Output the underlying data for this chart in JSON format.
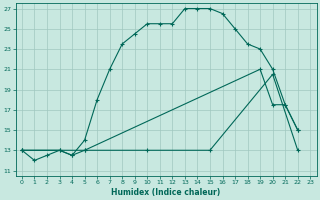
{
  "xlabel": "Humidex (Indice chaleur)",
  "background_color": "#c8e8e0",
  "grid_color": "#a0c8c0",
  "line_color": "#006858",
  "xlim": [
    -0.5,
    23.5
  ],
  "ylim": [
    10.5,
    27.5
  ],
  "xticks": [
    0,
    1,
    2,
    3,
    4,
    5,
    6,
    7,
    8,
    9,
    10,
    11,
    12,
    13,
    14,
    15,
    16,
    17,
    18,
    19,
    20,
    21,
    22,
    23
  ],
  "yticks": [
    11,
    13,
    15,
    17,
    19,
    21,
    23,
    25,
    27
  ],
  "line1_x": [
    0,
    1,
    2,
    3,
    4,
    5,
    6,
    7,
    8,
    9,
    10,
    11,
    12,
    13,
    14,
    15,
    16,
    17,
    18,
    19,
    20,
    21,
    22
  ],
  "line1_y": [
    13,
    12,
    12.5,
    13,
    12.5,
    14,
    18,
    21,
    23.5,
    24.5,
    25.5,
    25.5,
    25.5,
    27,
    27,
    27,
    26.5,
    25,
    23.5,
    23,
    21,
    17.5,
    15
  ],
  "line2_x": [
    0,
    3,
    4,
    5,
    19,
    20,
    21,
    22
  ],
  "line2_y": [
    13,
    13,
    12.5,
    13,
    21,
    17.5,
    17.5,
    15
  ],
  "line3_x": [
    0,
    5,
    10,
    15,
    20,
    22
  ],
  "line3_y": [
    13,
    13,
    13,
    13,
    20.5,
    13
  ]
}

EXERCISE DESCRIPTION:
Transcribe the complete set of entries verbatim. No pictures belong in the copy.

OUTPUT BELOW:
Output the underlying data for this chart in JSON format.
{
  "xlabel": "Humidex (Indice chaleur)",
  "background_color": "#c8e8e0",
  "grid_color": "#a0c8c0",
  "line_color": "#006858",
  "xlim": [
    -0.5,
    23.5
  ],
  "ylim": [
    10.5,
    27.5
  ],
  "xticks": [
    0,
    1,
    2,
    3,
    4,
    5,
    6,
    7,
    8,
    9,
    10,
    11,
    12,
    13,
    14,
    15,
    16,
    17,
    18,
    19,
    20,
    21,
    22,
    23
  ],
  "yticks": [
    11,
    13,
    15,
    17,
    19,
    21,
    23,
    25,
    27
  ],
  "line1_x": [
    0,
    1,
    2,
    3,
    4,
    5,
    6,
    7,
    8,
    9,
    10,
    11,
    12,
    13,
    14,
    15,
    16,
    17,
    18,
    19,
    20,
    21,
    22
  ],
  "line1_y": [
    13,
    12,
    12.5,
    13,
    12.5,
    14,
    18,
    21,
    23.5,
    24.5,
    25.5,
    25.5,
    25.5,
    27,
    27,
    27,
    26.5,
    25,
    23.5,
    23,
    21,
    17.5,
    15
  ],
  "line2_x": [
    0,
    3,
    4,
    5,
    19,
    20,
    21,
    22
  ],
  "line2_y": [
    13,
    13,
    12.5,
    13,
    21,
    17.5,
    17.5,
    15
  ],
  "line3_x": [
    0,
    5,
    10,
    15,
    20,
    22
  ],
  "line3_y": [
    13,
    13,
    13,
    13,
    20.5,
    13
  ]
}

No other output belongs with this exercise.